• _INFORMATION SUPPLIED_
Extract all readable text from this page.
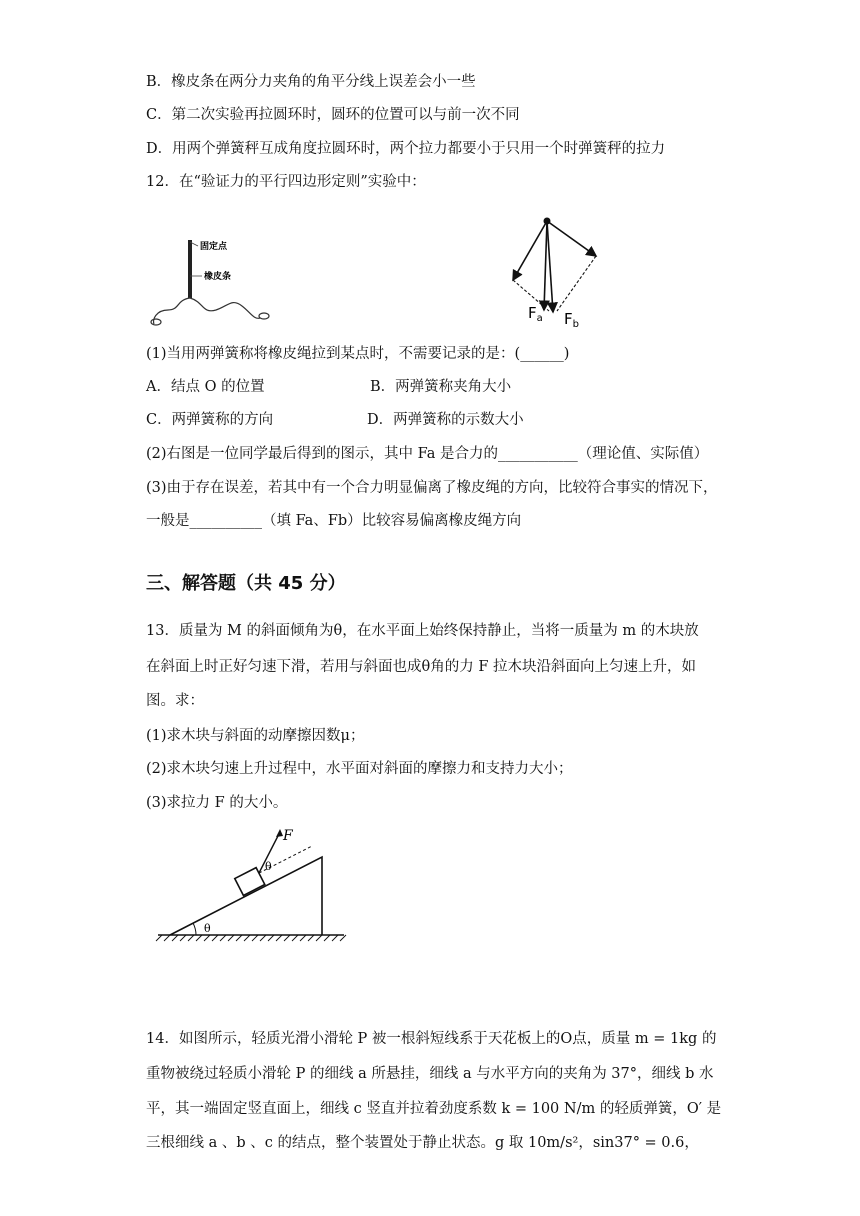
B．橡皮条在两分力夹角的角平分线上误差会小一些
C．第二次实验再拉圆环时，圆环的位置可以与前一次不同
D．用两个弹簧秤互成角度拉圆环时，两个拉力都要小于只用一个时弹簧秤的拉力
12．在“验证力的平行四边形定则”实验中：
固定点
橡皮条
$F_a$ $F_b$
(1)当用两弹簧称将橡皮绳拉到某点时，不需要记录的是：(______)
A．结点 O 的位置	B．两弹簧称夹角大小
C．两弹簧称的方向	D．两弹簧称的示数大小
(2)右图是一位同学最后得到的图示，其中 Fa 是合力的___________（理论值、实际值）
(3)由于存在误差，若其中有一个合力明显偏离了橡皮绳的方向，比较符合事实的情况下，
一般是__________（填 Fa、Fb）比较容易偏离橡皮绳方向
三、解答题（共 45 分）
13．质量为 M 的斜面倾角为θ，在水平面上始终保持静止，当将一质量为 m 的木块放
在斜面上时正好匀速下滑，若用与斜面也成θ角的力 F 拉木块沿斜面向上匀速上升，如
图。求：
(1)求木块与斜面的动摩擦因数μ；
(2)求木块匀速上升过程中，水平面对斜面的摩擦力和支持力大小；
(3)求拉力 F 的大小。
F
θ
θ
14．如图所示，轻质光滑小滑轮 P 被一根斜短线系于天花板上的O点，质量 m = 1kg 的
重物被绕过轻质小滑轮 P 的细线 a 所悬挂，细线 a 与水平方向的夹角为 37°，细线 b 水
平，其一端固定竖直面上，细线 c 竖直并拉着劲度系数 k = 100 N/m 的轻质弹簧，O′ 是
三根细线 a 、b 、c 的结点，整个装置处于静止状态。g 取 10m/s²，sin37° = 0.6，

• _YOUR TASK_
Every entry must be reproduced exactly, with the images left out.

• _ANSWER TO THE PROBLEM_
Extract all readable text from this page.
B．橡皮条在两分力夹角的角平分线上误差会小一些
C．第二次实验再拉圆环时，圆环的位置可以与前一次不同
D．用两个弹簧秤互成角度拉圆环时，两个拉力都要小于只用一个时弹簧秤的拉力
12．在“验证力的平行四边形定则”实验中：
固定点
橡皮条
$F_a$ $F_b$
(1)当用两弹簧称将橡皮绳拉到某点时，不需要记录的是：(______)
A．结点 O 的位置	B．两弹簧称夹角大小
C．两弹簧称的方向	D．两弹簧称的示数大小
(2)右图是一位同学最后得到的图示，其中 Fa 是合力的___________（理论值、实际值）
(3)由于存在误差，若其中有一个合力明显偏离了橡皮绳的方向，比较符合事实的情况下，
一般是__________（填 Fa、Fb）比较容易偏离橡皮绳方向
三、解答题（共 45 分）
13．质量为 M 的斜面倾角为θ，在水平面上始终保持静止，当将一质量为 m 的木块放
在斜面上时正好匀速下滑，若用与斜面也成θ角的力 F 拉木块沿斜面向上匀速上升，如
图。求：
(1)求木块与斜面的动摩擦因数μ；
(2)求木块匀速上升过程中，水平面对斜面的摩擦力和支持力大小；
(3)求拉力 F 的大小。
F
θ
θ
14．如图所示，轻质光滑小滑轮 P 被一根斜短线系于天花板上的O点，质量 m = 1kg 的
重物被绕过轻质小滑轮 P 的细线 a 所悬挂，细线 a 与水平方向的夹角为 37°，细线 b 水
平，其一端固定竖直面上，细线 c 竖直并拉着劲度系数 k = 100 N/m 的轻质弹簧，O′ 是
三根细线 a 、b 、c 的结点，整个装置处于静止状态。g 取 10m/s²，sin37° = 0.6，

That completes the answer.